— PROBLEM TO WORK ON —
The entries below should be transcribed in their entirety, exactly as written.

BEGIN MATERIAL FOR THIS EXERCISE

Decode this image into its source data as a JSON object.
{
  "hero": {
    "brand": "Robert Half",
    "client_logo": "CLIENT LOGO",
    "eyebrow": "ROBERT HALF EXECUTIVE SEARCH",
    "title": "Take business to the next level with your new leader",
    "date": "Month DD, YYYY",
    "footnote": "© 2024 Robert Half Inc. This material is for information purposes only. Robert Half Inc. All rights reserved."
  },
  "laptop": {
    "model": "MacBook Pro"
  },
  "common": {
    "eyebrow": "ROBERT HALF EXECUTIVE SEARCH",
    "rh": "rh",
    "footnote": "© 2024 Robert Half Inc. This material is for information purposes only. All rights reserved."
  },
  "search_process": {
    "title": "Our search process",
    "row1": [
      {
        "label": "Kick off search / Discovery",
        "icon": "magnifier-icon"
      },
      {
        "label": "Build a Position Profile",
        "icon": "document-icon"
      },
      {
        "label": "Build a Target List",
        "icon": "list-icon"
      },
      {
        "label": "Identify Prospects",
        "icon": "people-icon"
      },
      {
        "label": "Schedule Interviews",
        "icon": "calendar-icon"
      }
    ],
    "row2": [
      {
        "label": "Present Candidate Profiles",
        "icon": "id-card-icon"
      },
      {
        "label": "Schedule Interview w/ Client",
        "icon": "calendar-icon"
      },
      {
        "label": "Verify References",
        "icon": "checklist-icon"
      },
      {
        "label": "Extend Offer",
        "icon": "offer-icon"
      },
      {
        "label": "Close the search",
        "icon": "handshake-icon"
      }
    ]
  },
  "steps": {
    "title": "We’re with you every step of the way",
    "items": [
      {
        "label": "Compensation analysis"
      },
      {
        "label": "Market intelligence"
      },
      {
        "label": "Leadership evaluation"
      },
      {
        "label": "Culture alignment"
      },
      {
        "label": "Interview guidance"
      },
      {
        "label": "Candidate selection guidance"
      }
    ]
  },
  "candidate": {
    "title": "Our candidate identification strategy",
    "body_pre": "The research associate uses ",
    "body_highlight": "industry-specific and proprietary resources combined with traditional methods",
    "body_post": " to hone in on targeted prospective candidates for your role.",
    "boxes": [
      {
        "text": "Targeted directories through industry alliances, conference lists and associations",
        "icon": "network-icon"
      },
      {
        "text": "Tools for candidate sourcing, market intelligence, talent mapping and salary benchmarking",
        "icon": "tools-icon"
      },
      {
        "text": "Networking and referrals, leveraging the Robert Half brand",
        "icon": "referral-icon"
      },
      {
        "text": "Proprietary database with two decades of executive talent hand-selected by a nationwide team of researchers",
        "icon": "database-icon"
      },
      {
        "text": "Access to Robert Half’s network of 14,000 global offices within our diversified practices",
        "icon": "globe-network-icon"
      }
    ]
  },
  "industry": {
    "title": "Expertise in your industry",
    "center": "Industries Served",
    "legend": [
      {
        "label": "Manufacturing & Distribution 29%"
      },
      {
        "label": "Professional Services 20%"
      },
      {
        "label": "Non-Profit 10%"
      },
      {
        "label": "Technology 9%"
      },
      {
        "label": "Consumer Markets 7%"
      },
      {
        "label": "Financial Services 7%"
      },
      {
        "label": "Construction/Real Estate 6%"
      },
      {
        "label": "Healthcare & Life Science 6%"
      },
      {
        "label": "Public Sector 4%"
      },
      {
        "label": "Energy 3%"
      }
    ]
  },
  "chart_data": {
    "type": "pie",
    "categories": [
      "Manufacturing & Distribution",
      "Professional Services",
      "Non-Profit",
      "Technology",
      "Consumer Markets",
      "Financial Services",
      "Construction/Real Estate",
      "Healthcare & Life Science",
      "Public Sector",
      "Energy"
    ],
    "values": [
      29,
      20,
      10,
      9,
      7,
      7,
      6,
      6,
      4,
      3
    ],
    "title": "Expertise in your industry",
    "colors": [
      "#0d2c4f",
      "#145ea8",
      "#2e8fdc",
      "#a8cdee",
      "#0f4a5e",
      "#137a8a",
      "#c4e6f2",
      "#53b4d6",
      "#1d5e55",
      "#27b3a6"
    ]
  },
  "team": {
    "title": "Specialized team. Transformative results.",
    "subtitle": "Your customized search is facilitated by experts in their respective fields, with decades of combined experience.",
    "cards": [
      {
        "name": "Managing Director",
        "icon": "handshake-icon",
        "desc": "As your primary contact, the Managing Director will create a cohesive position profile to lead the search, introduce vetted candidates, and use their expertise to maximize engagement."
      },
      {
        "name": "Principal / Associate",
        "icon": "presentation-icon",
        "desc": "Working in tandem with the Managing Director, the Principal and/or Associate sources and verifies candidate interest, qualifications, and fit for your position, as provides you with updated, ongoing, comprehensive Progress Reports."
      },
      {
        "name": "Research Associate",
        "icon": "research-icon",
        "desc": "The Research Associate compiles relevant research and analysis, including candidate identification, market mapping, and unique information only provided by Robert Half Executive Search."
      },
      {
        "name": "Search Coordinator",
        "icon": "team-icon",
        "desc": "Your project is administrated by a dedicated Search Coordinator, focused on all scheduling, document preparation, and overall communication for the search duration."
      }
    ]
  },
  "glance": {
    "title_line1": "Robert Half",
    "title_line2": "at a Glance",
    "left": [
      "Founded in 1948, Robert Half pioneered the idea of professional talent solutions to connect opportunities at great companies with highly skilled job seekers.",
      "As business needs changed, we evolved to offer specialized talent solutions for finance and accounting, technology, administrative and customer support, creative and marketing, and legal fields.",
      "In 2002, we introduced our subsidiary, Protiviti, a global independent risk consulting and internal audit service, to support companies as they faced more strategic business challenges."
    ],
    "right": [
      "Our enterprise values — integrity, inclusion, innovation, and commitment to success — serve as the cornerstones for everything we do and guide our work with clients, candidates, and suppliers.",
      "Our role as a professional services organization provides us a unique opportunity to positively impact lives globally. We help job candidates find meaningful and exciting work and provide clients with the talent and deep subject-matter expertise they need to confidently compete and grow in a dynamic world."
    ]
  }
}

END MATERIAL FOR THIS EXERCISE

— RESPONSE TO THE TASK —
Decode this image into its source data as a JSON object.
{
  "hero": {
    "brand": "Robert Half",
    "client_logo": "CLIENT LOGO",
    "eyebrow": "ROBERT HALF EXECUTIVE SEARCH",
    "title": "Take business to the next level with your new leader",
    "date": "Month DD, YYYY",
    "footnote": "© 2024 Robert Half Inc. This material is for information purposes only. Robert Half Inc. All rights reserved."
  },
  "laptop": {
    "model": "MacBook Pro"
  },
  "common": {
    "eyebrow": "ROBERT HALF EXECUTIVE SEARCH",
    "rh": "rh",
    "footnote": "© 2024 Robert Half Inc. This material is for information purposes only. All rights reserved."
  },
  "search_process": {
    "title": "Our search process",
    "row1": [
      {
        "label": "Kick off search / Discovery",
        "icon": "magnifier-icon"
      },
      {
        "label": "Build a Position Profile",
        "icon": "document-icon"
      },
      {
        "label": "Build a Target List",
        "icon": "list-icon"
      },
      {
        "label": "Identify Prospects",
        "icon": "people-icon"
      },
      {
        "label": "Schedule Interviews",
        "icon": "calendar-icon"
      }
    ],
    "row2": [
      {
        "label": "Present Candidate Profiles",
        "icon": "id-card-icon"
      },
      {
        "label": "Schedule Interview w/ Client",
        "icon": "calendar-icon"
      },
      {
        "label": "Verify References",
        "icon": "checklist-icon"
      },
      {
        "label": "Extend Offer",
        "icon": "offer-icon"
      },
      {
        "label": "Close the search",
        "icon": "handshake-icon"
      }
    ]
  },
  "steps": {
    "title": "We’re with you every step of the way",
    "items": [
      {
        "label": "Compensation analysis"
      },
      {
        "label": "Market intelligence"
      },
      {
        "label": "Leadership evaluation"
      },
      {
        "label": "Culture alignment"
      },
      {
        "label": "Interview guidance"
      },
      {
        "label": "Candidate selection guidance"
      }
    ]
  },
  "candidate": {
    "title": "Our candidate identification strategy",
    "body_pre": "The research associate uses ",
    "body_highlight": "industry-specific and proprietary resources combined with traditional methods",
    "body_post": " to hone in on targeted prospective candidates for your role.",
    "boxes": [
      {
        "text": "Targeted directories through industry alliances, conference lists and associations",
        "icon": "network-icon"
      },
      {
        "text": "Tools for candidate sourcing, market intelligence, talent mapping and salary benchmarking",
        "icon": "tools-icon"
      },
      {
        "text": "Networking and referrals, leveraging the Robert Half brand",
        "icon": "referral-icon"
      },
      {
        "text": "Proprietary database with two decades of executive talent hand-selected by a nationwide team of researchers",
        "icon": "database-icon"
      },
      {
        "text": "Access to Robert Half’s network of 14,000 global offices within our diversified practices",
        "icon": "globe-network-icon"
      }
    ]
  },
  "industry": {
    "title": "Expertise in your industry",
    "center": "Industries Served",
    "legend": [
      {
        "label": "Manufacturing & Distribution 29%"
      },
      {
        "label": "Professional Services 20%"
      },
      {
        "label": "Non-Profit 10%"
      },
      {
        "label": "Technology 9%"
      },
      {
        "label": "Consumer Markets 7%"
      },
      {
        "label": "Financial Services 7%"
      },
      {
        "label": "Construction/Real Estate 6%"
      },
      {
        "label": "Healthcare & Life Science 6%"
      },
      {
        "label": "Public Sector 4%"
      },
      {
        "label": "Energy 3%"
      }
    ]
  },
  "chart_data": {
    "type": "pie",
    "categories": [
      "Manufacturing & Distribution",
      "Professional Services",
      "Non-Profit",
      "Technology",
      "Consumer Markets",
      "Financial Services",
      "Construction/Real Estate",
      "Healthcare & Life Science",
      "Public Sector",
      "Energy"
    ],
    "values": [
      29,
      20,
      10,
      9,
      7,
      7,
      6,
      6,
      4,
      3
    ],
    "title": "Expertise in your industry",
    "colors": [
      "#0d2c4f",
      "#145ea8",
      "#2e8fdc",
      "#a8cdee",
      "#0f4a5e",
      "#137a8a",
      "#c4e6f2",
      "#53b4d6",
      "#1d5e55",
      "#27b3a6"
    ]
  },
  "team": {
    "title": "Specialized team. Transformative results.",
    "subtitle": "Your customized search is facilitated by experts in their respective fields, with decades of combined experience.",
    "cards": [
      {
        "name": "Managing Director",
        "icon": "handshake-icon",
        "desc": "As your primary contact, the Managing Director will create a cohesive position profile to lead the search, introduce vetted candidates, and use their expertise to maximize engagement."
      },
      {
        "name": "Principal / Associate",
        "icon": "presentation-icon",
        "desc": "Working in tandem with the Managing Director, the Principal and/or Associate sources and verifies candidate interest, qualifications, and fit for your position, as provides you with updated, ongoing, comprehensive Progress Reports."
      },
      {
        "name": "Research Associate",
        "icon": "research-icon",
        "desc": "The Research Associate compiles relevant research and analysis, including candidate identification, market mapping, and unique information only provided by Robert Half Executive Search."
      },
      {
        "name": "Search Coordinator",
        "icon": "team-icon",
        "desc": "Your project is administrated by a dedicated Search Coordinator, focused on all scheduling, document preparation, and overall communication for the search duration."
      }
    ]
  },
  "glance": {
    "title_line1": "Robert Half",
    "title_line2": "at a Glance",
    "left": [
      "Founded in 1948, Robert Half pioneered the idea of professional talent solutions to connect opportunities at great companies with highly skilled job seekers.",
      "As business needs changed, we evolved to offer specialized talent solutions for finance and accounting, technology, administrative and customer support, creative and marketing, and legal fields.",
      "In 2002, we introduced our subsidiary, Protiviti, a global independent risk consulting and internal audit service, to support companies as they faced more strategic business challenges."
    ],
    "right": [
      "Our enterprise values — integrity, inclusion, innovation, and commitment to success — serve as the cornerstones for everything we do and guide our work with clients, candidates, and suppliers.",
      "Our role as a professional services organization provides us a unique opportunity to positively impact lives globally. We help job candidates find meaningful and exciting work and provide clients with the talent and deep subject-matter expertise they need to confidently compete and grow in a dynamic world."
    ]
  }
}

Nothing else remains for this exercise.